▸ **Work to do**
Count the lines in the records below that contain the string "plot", and reply with only that number.

▸ **Supplied material**
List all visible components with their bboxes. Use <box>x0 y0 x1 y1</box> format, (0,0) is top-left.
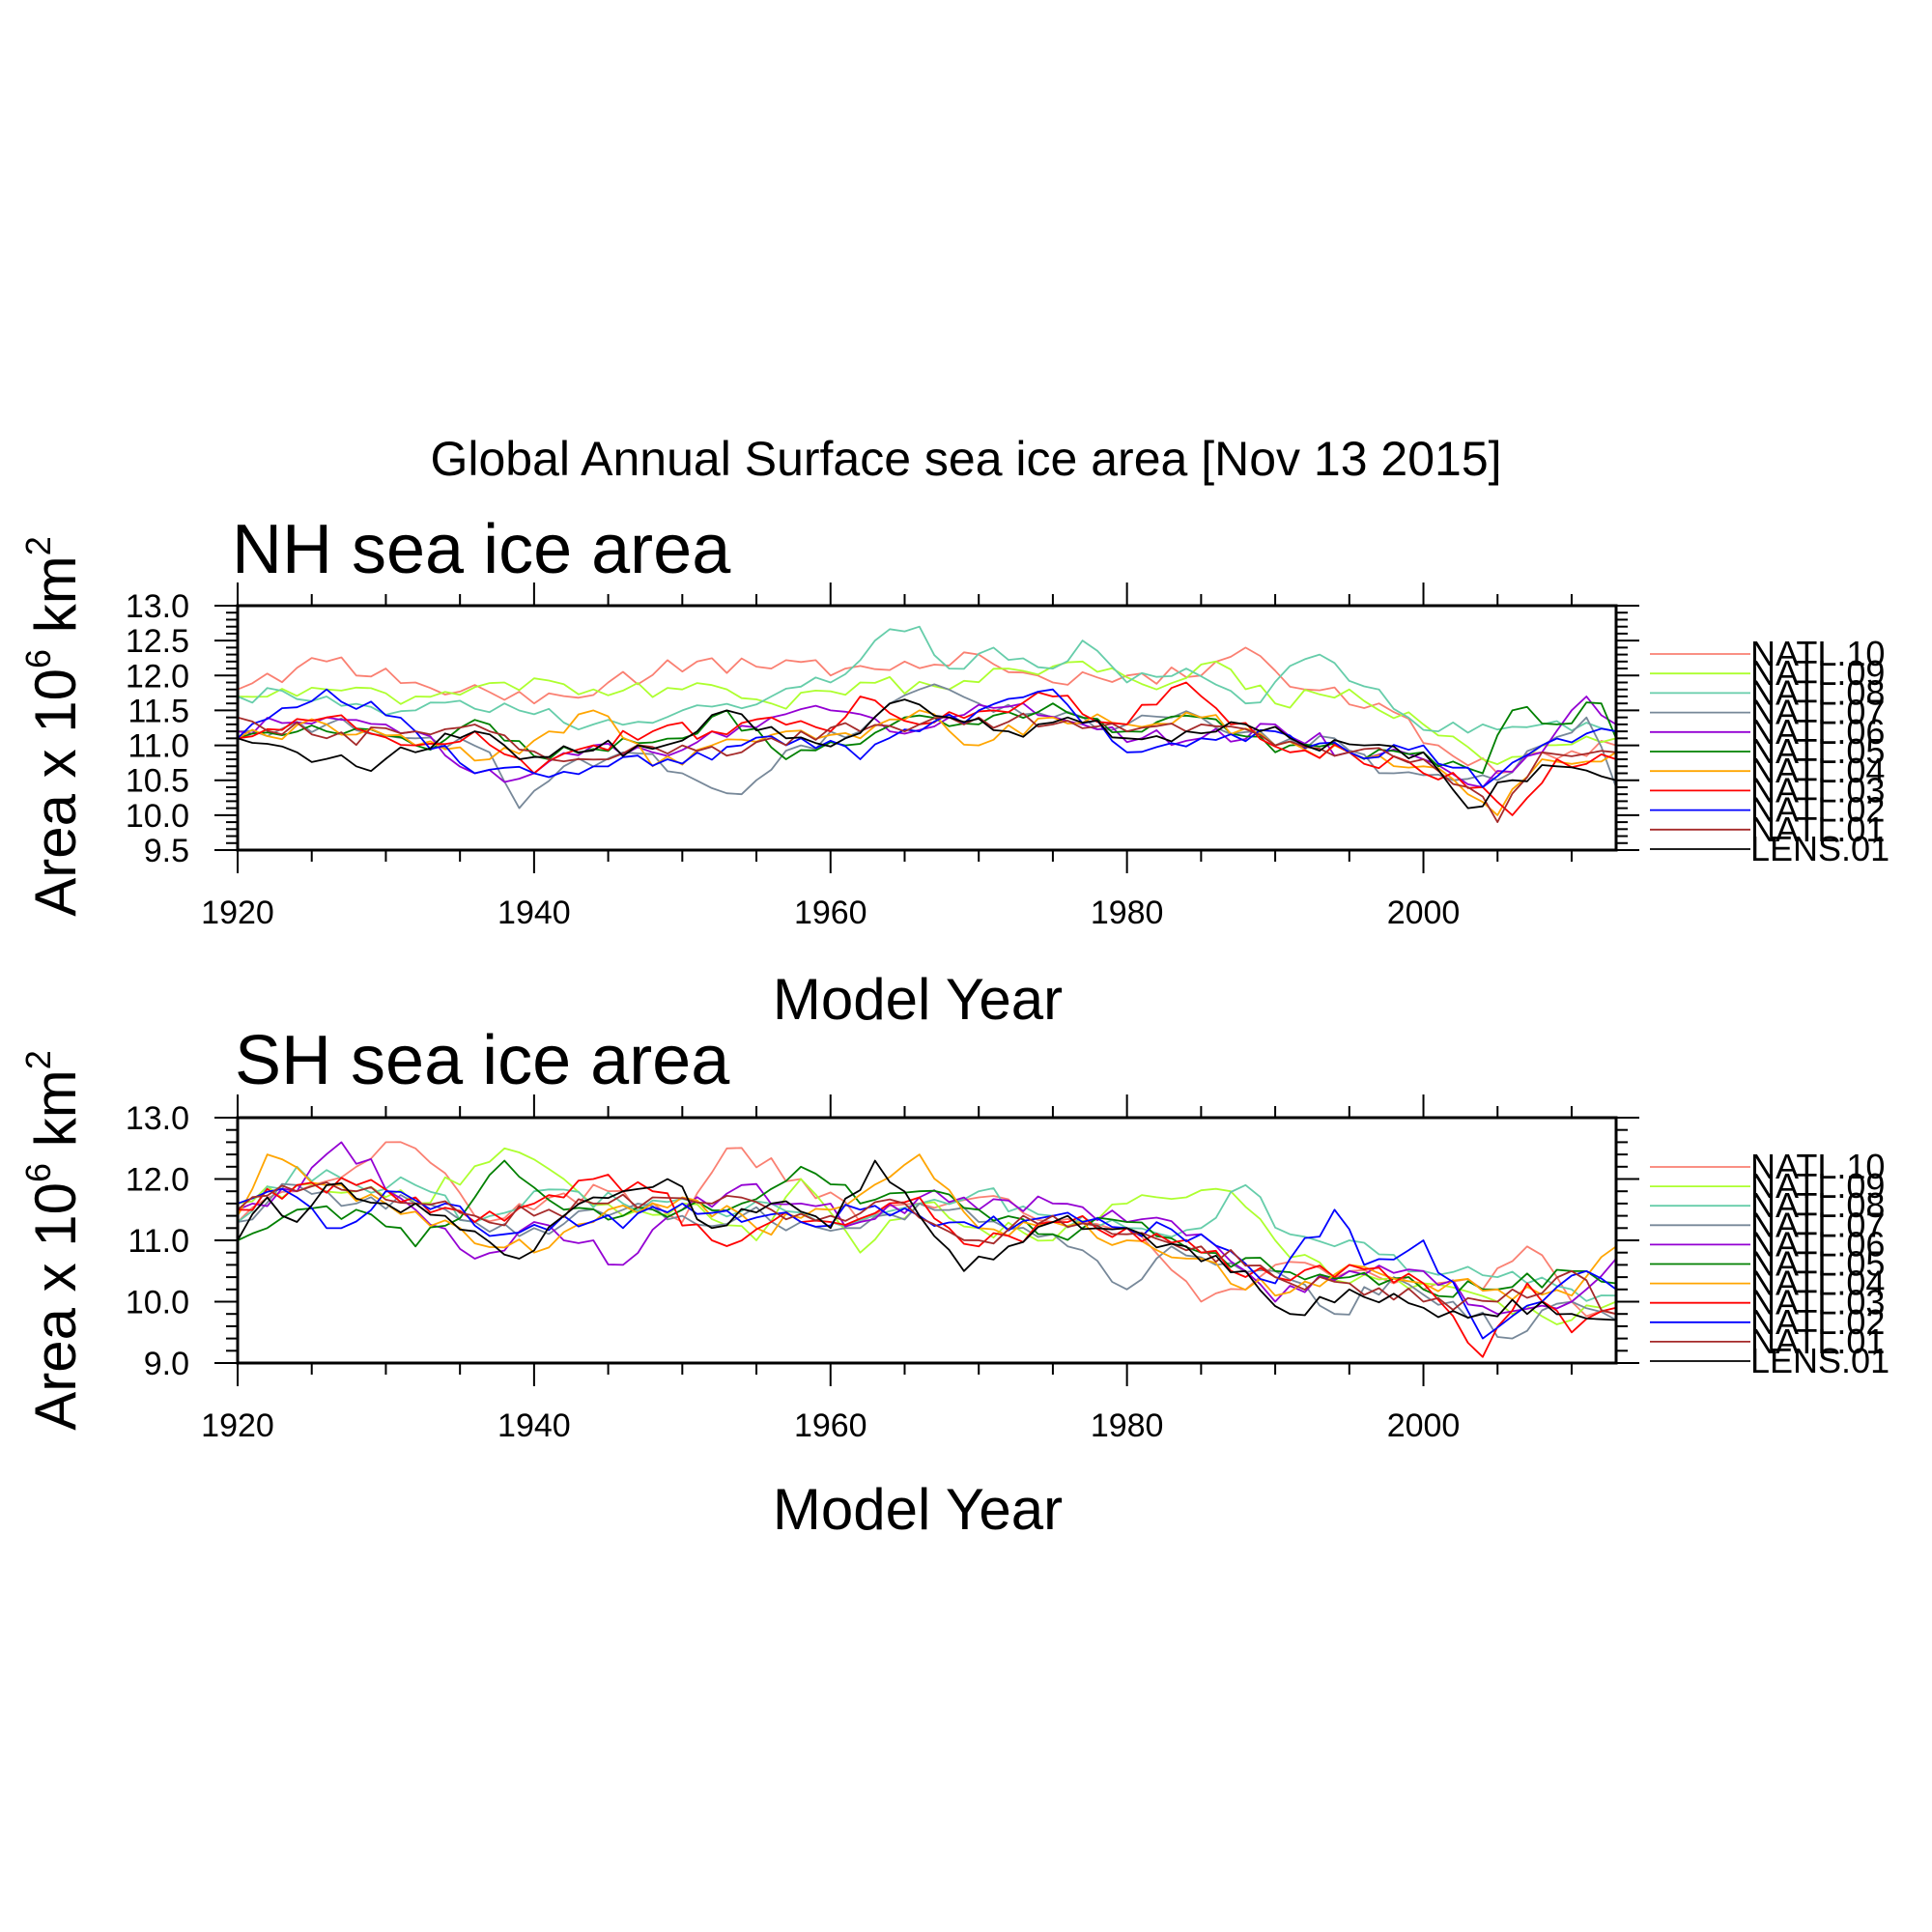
nh-y-tick-label: 10.0 <box>126 798 189 835</box>
nh-series-natl-09 <box>238 660 1616 765</box>
sh-legend-label: NATL.09 <box>1750 1166 1885 1206</box>
nh-series-lens-01 <box>238 698 1616 810</box>
sh-legend-label: NATL.03 <box>1750 1283 1885 1322</box>
sh-legend-label: NATL.02 <box>1750 1302 1885 1342</box>
sh-y-label-prefix: Area x 10 <box>23 1182 88 1431</box>
nh-x-axis-label: Model Year <box>773 967 1063 1032</box>
nh-legend-label: NATL.07 <box>1750 693 1885 732</box>
sh-y-axis-label: Area x 106 km2 <box>18 1050 88 1431</box>
nh-x-tick-label: 1920 <box>201 895 274 931</box>
sh-panel-title: SH sea ice area <box>235 1022 730 1099</box>
sh-y-tick-label: 12.0 <box>126 1162 189 1199</box>
nh-x-tick-label: 1980 <box>1091 895 1164 931</box>
nh-series-natl-04 <box>238 709 1616 816</box>
sh-y-tick-label: 11.0 <box>128 1223 189 1260</box>
sh-series-natl-01 <box>238 1181 1616 1316</box>
sh-x-axis-label: Model Year <box>773 1477 1063 1542</box>
sh-y-tick-label: 10.0 <box>126 1285 189 1321</box>
nh-legend-label: NATL.03 <box>1750 770 1885 810</box>
nh-plot: 1920 1940 1960 1980 20009.510.010.511.011.51… <box>126 582 1889 931</box>
figure-title: Global Annual Surface sea ice area [Nov … <box>430 432 1501 486</box>
nh-y-label-exp: 6 <box>18 649 58 668</box>
nh-legend-label: NATL.02 <box>1750 790 1885 830</box>
sh-legend: NATL.10NATL.09NATL.08NATL.07NATL.06NATL.… <box>1650 1147 1889 1380</box>
nh-y-tick-label: 12.0 <box>126 658 189 695</box>
sh-legend-label: NATL.10 <box>1750 1147 1885 1186</box>
nh-x-tick-label: 1940 <box>497 895 571 931</box>
nh-series-group <box>238 625 1616 823</box>
nh-legend-label: NATL.06 <box>1750 712 1885 752</box>
nh-y-tick-label: 13.0 <box>126 588 189 625</box>
sh-series-natl-02 <box>238 1187 1616 1340</box>
sh-plot-frame <box>236 1116 1618 1365</box>
nh-y-tick-label: 12.5 <box>126 623 189 660</box>
nh-series-natl-08 <box>238 625 1616 734</box>
sh-legend-label: NATL.07 <box>1750 1205 1885 1244</box>
nh-panel-title: NH sea ice area <box>232 511 731 588</box>
sh-y-label-exp: 6 <box>18 1163 58 1182</box>
nh-legend-label: LENS.01 <box>1750 829 1889 868</box>
nh-y-tick-label: 9.5 <box>144 833 189 869</box>
sh-x-tick-label: 1960 <box>794 1407 867 1444</box>
sh-x-tick-label: 1980 <box>1091 1407 1164 1444</box>
sh-legend-label: LENS.01 <box>1750 1341 1889 1380</box>
nh-legend-label: NATL.05 <box>1750 731 1885 771</box>
sh-panel: SH sea ice area 1920 1940 1960 1980 20009.01… <box>18 1022 1889 1542</box>
sh-y-tick-label: 9.0 <box>144 1346 189 1382</box>
nh-legend-label: NATL.10 <box>1750 634 1885 673</box>
sh-plot: 1920 1940 1960 1980 2000 9.0 10.0 11.0 12.0 13.0 N… <box>126 1094 1889 1444</box>
sh-x-tick-label: 2000 <box>1387 1407 1461 1444</box>
sh-series-natl-05 <box>238 1159 1616 1298</box>
sh-x-tick-label: 1940 <box>497 1407 571 1444</box>
nh-legend-label: NATL.04 <box>1750 751 1885 790</box>
sh-series-lens-01 <box>238 1159 1616 1321</box>
sh-y-tick-label: 13.0 <box>126 1100 189 1137</box>
sh-y-label-unit: km <box>23 1069 88 1163</box>
nh-legend: NATL.10NATL.09NATL.08NATL.07NATL.06NATL.… <box>1650 634 1889 868</box>
sh-series-natl-09 <box>238 1147 1616 1325</box>
nh-panel: NH sea ice area 1920 1940 1960 1980 20009.51… <box>18 511 1889 1032</box>
nh-plot-frame <box>236 604 1618 852</box>
sh-series-natl-10 <box>238 1141 1616 1318</box>
nh-x-tick-label: 1960 <box>794 895 867 931</box>
nh-series-natl-01 <box>238 712 1616 823</box>
sh-legend-label: NATL.05 <box>1750 1244 1885 1284</box>
nh-y-label-prefix: Area x 10 <box>23 668 88 917</box>
sh-series-natl-06 <box>238 1141 1616 1316</box>
nh-x-tick-label: 2000 <box>1387 895 1461 931</box>
sh-legend-label: NATL.08 <box>1750 1185 1885 1225</box>
nh-legend-label: NATL.08 <box>1750 672 1885 712</box>
nh-y-label-unit: km <box>23 555 88 649</box>
nh-series-natl-02 <box>238 688 1616 788</box>
nh-series-natl-10 <box>238 646 1616 775</box>
nh-y-tick-label: 11.0 <box>128 728 189 765</box>
nh-y-tick-label: 11.5 <box>128 693 189 729</box>
sh-y-label-unit-exp: 2 <box>18 1050 58 1069</box>
nh-series-natl-07 <box>238 683 1616 810</box>
nh-legend-label: NATL.09 <box>1750 653 1885 693</box>
nh-y-axis-label: Area x 106 km2 <box>18 536 88 917</box>
nh-y-label-unit-exp: 2 <box>18 536 58 555</box>
nh-y-tick-label: 10.5 <box>126 763 189 800</box>
sh-series-group <box>238 1141 1616 1358</box>
sh-legend-label: NATL.04 <box>1750 1264 1885 1303</box>
nh-legend-label: NATL.01 <box>1750 810 1885 849</box>
sh-legend-label: NATL.06 <box>1750 1224 1885 1264</box>
sh-x-tick-label: 1920 <box>201 1407 274 1444</box>
sh-legend-label: NATL.01 <box>1750 1321 1885 1361</box>
nh-series-natl-03 <box>238 681 1616 816</box>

▸ **Response**
4